Recorded data:
## START

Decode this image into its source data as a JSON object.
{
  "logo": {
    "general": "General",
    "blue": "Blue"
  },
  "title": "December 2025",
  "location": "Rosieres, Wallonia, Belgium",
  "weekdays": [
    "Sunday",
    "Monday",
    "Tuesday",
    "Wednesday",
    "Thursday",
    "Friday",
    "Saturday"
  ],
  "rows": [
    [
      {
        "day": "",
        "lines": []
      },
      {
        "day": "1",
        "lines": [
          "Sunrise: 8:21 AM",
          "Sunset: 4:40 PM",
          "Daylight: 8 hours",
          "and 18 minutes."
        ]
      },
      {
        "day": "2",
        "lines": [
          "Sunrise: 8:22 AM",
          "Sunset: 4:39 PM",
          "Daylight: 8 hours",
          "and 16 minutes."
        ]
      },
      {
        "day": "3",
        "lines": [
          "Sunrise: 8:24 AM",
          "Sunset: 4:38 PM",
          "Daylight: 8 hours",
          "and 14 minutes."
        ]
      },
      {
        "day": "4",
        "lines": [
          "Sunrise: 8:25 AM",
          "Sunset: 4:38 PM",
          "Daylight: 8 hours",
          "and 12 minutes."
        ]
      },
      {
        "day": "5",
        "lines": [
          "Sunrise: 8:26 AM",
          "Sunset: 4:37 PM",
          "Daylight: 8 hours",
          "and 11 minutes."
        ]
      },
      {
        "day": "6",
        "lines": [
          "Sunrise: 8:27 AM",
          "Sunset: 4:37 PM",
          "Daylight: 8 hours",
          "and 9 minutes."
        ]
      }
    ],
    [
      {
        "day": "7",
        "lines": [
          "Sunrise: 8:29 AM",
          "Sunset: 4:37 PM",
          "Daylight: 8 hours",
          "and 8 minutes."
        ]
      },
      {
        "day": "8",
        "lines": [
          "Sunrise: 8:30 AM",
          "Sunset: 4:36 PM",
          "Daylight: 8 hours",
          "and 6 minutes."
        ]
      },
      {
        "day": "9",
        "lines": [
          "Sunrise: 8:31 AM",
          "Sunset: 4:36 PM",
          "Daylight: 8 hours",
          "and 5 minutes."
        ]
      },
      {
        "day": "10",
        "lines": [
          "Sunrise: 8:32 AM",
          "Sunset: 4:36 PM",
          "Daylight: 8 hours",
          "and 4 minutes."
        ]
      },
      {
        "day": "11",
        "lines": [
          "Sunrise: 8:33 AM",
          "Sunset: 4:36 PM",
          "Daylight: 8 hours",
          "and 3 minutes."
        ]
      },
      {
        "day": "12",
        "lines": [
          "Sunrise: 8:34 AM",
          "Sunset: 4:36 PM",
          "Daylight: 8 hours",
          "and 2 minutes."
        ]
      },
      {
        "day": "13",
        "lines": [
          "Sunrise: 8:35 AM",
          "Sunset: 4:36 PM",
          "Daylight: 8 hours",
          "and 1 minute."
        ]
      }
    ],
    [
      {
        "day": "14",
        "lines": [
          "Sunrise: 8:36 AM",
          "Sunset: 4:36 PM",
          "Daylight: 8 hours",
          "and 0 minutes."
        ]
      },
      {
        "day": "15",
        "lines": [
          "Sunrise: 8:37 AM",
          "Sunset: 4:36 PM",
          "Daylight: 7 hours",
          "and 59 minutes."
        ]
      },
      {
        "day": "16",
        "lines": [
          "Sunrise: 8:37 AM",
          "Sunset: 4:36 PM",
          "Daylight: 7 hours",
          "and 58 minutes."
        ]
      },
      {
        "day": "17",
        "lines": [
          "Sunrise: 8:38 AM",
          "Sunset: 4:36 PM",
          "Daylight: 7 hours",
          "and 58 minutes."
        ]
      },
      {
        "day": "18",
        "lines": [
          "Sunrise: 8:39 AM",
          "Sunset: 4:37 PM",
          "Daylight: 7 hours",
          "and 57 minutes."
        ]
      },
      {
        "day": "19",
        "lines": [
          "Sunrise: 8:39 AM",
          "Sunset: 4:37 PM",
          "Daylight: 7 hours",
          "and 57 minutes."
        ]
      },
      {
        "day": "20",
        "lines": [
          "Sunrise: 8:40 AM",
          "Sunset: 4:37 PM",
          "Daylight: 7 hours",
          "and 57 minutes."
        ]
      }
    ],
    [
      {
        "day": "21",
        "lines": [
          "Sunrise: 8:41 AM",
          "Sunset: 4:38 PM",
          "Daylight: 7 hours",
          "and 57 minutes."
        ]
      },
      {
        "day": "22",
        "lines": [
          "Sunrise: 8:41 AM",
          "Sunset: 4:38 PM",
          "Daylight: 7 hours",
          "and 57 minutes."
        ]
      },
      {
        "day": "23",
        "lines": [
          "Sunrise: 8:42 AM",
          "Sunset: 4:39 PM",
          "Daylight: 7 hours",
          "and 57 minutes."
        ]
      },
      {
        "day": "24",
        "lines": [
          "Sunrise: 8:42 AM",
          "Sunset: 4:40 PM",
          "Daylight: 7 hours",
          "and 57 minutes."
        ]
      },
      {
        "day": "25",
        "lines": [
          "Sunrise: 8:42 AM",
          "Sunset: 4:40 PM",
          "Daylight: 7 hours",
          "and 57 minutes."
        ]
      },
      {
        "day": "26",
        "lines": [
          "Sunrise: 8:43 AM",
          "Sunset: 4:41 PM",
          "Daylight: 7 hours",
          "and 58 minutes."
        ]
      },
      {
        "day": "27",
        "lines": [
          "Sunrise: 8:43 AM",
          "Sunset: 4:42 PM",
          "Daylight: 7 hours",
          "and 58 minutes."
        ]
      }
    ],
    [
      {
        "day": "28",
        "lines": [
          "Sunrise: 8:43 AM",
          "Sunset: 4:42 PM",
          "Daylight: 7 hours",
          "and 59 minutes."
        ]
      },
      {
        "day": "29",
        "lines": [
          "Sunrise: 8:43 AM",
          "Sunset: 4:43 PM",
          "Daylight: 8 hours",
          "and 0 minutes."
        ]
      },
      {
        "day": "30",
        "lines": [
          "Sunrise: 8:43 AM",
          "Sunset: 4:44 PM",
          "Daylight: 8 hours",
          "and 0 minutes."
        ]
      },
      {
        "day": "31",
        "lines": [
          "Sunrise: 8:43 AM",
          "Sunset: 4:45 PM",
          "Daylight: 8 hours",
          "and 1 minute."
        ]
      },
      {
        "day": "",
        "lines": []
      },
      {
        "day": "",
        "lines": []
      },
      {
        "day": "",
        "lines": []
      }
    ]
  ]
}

## END

What the task requires: Extract all of the material exactly as it is written.

Task result:
Decode this image into its source data as a JSON object.
{
  "logo": {
    "general": "General",
    "blue": "Blue"
  },
  "title": "December 2025",
  "location": "Rosieres, Wallonia, Belgium",
  "weekdays": [
    "Sunday",
    "Monday",
    "Tuesday",
    "Wednesday",
    "Thursday",
    "Friday",
    "Saturday"
  ],
  "rows": [
    [
      {
        "day": "",
        "lines": []
      },
      {
        "day": "1",
        "lines": [
          "Sunrise: 8:21 AM",
          "Sunset: 4:40 PM",
          "Daylight: 8 hours",
          "and 18 minutes."
        ]
      },
      {
        "day": "2",
        "lines": [
          "Sunrise: 8:22 AM",
          "Sunset: 4:39 PM",
          "Daylight: 8 hours",
          "and 16 minutes."
        ]
      },
      {
        "day": "3",
        "lines": [
          "Sunrise: 8:24 AM",
          "Sunset: 4:38 PM",
          "Daylight: 8 hours",
          "and 14 minutes."
        ]
      },
      {
        "day": "4",
        "lines": [
          "Sunrise: 8:25 AM",
          "Sunset: 4:38 PM",
          "Daylight: 8 hours",
          "and 12 minutes."
        ]
      },
      {
        "day": "5",
        "lines": [
          "Sunrise: 8:26 AM",
          "Sunset: 4:37 PM",
          "Daylight: 8 hours",
          "and 11 minutes."
        ]
      },
      {
        "day": "6",
        "lines": [
          "Sunrise: 8:27 AM",
          "Sunset: 4:37 PM",
          "Daylight: 8 hours",
          "and 9 minutes."
        ]
      }
    ],
    [
      {
        "day": "7",
        "lines": [
          "Sunrise: 8:29 AM",
          "Sunset: 4:37 PM",
          "Daylight: 8 hours",
          "and 8 minutes."
        ]
      },
      {
        "day": "8",
        "lines": [
          "Sunrise: 8:30 AM",
          "Sunset: 4:36 PM",
          "Daylight: 8 hours",
          "and 6 minutes."
        ]
      },
      {
        "day": "9",
        "lines": [
          "Sunrise: 8:31 AM",
          "Sunset: 4:36 PM",
          "Daylight: 8 hours",
          "and 5 minutes."
        ]
      },
      {
        "day": "10",
        "lines": [
          "Sunrise: 8:32 AM",
          "Sunset: 4:36 PM",
          "Daylight: 8 hours",
          "and 4 minutes."
        ]
      },
      {
        "day": "11",
        "lines": [
          "Sunrise: 8:33 AM",
          "Sunset: 4:36 PM",
          "Daylight: 8 hours",
          "and 3 minutes."
        ]
      },
      {
        "day": "12",
        "lines": [
          "Sunrise: 8:34 AM",
          "Sunset: 4:36 PM",
          "Daylight: 8 hours",
          "and 2 minutes."
        ]
      },
      {
        "day": "13",
        "lines": [
          "Sunrise: 8:35 AM",
          "Sunset: 4:36 PM",
          "Daylight: 8 hours",
          "and 1 minute."
        ]
      }
    ],
    [
      {
        "day": "14",
        "lines": [
          "Sunrise: 8:36 AM",
          "Sunset: 4:36 PM",
          "Daylight: 8 hours",
          "and 0 minutes."
        ]
      },
      {
        "day": "15",
        "lines": [
          "Sunrise: 8:37 AM",
          "Sunset: 4:36 PM",
          "Daylight: 7 hours",
          "and 59 minutes."
        ]
      },
      {
        "day": "16",
        "lines": [
          "Sunrise: 8:37 AM",
          "Sunset: 4:36 PM",
          "Daylight: 7 hours",
          "and 58 minutes."
        ]
      },
      {
        "day": "17",
        "lines": [
          "Sunrise: 8:38 AM",
          "Sunset: 4:36 PM",
          "Daylight: 7 hours",
          "and 58 minutes."
        ]
      },
      {
        "day": "18",
        "lines": [
          "Sunrise: 8:39 AM",
          "Sunset: 4:37 PM",
          "Daylight: 7 hours",
          "and 57 minutes."
        ]
      },
      {
        "day": "19",
        "lines": [
          "Sunrise: 8:39 AM",
          "Sunset: 4:37 PM",
          "Daylight: 7 hours",
          "and 57 minutes."
        ]
      },
      {
        "day": "20",
        "lines": [
          "Sunrise: 8:40 AM",
          "Sunset: 4:37 PM",
          "Daylight: 7 hours",
          "and 57 minutes."
        ]
      }
    ],
    [
      {
        "day": "21",
        "lines": [
          "Sunrise: 8:41 AM",
          "Sunset: 4:38 PM",
          "Daylight: 7 hours",
          "and 57 minutes."
        ]
      },
      {
        "day": "22",
        "lines": [
          "Sunrise: 8:41 AM",
          "Sunset: 4:38 PM",
          "Daylight: 7 hours",
          "and 57 minutes."
        ]
      },
      {
        "day": "23",
        "lines": [
          "Sunrise: 8:42 AM",
          "Sunset: 4:39 PM",
          "Daylight: 7 hours",
          "and 57 minutes."
        ]
      },
      {
        "day": "24",
        "lines": [
          "Sunrise: 8:42 AM",
          "Sunset: 4:40 PM",
          "Daylight: 7 hours",
          "and 57 minutes."
        ]
      },
      {
        "day": "25",
        "lines": [
          "Sunrise: 8:42 AM",
          "Sunset: 4:40 PM",
          "Daylight: 7 hours",
          "and 57 minutes."
        ]
      },
      {
        "day": "26",
        "lines": [
          "Sunrise: 8:43 AM",
          "Sunset: 4:41 PM",
          "Daylight: 7 hours",
          "and 58 minutes."
        ]
      },
      {
        "day": "27",
        "lines": [
          "Sunrise: 8:43 AM",
          "Sunset: 4:42 PM",
          "Daylight: 7 hours",
          "and 58 minutes."
        ]
      }
    ],
    [
      {
        "day": "28",
        "lines": [
          "Sunrise: 8:43 AM",
          "Sunset: 4:42 PM",
          "Daylight: 7 hours",
          "and 59 minutes."
        ]
      },
      {
        "day": "29",
        "lines": [
          "Sunrise: 8:43 AM",
          "Sunset: 4:43 PM",
          "Daylight: 8 hours",
          "and 0 minutes."
        ]
      },
      {
        "day": "30",
        "lines": [
          "Sunrise: 8:43 AM",
          "Sunset: 4:44 PM",
          "Daylight: 8 hours",
          "and 0 minutes."
        ]
      },
      {
        "day": "31",
        "lines": [
          "Sunrise: 8:43 AM",
          "Sunset: 4:45 PM",
          "Daylight: 8 hours",
          "and 1 minute."
        ]
      },
      {
        "day": "",
        "lines": []
      },
      {
        "day": "",
        "lines": []
      },
      {
        "day": "",
        "lines": []
      }
    ]
  ]
}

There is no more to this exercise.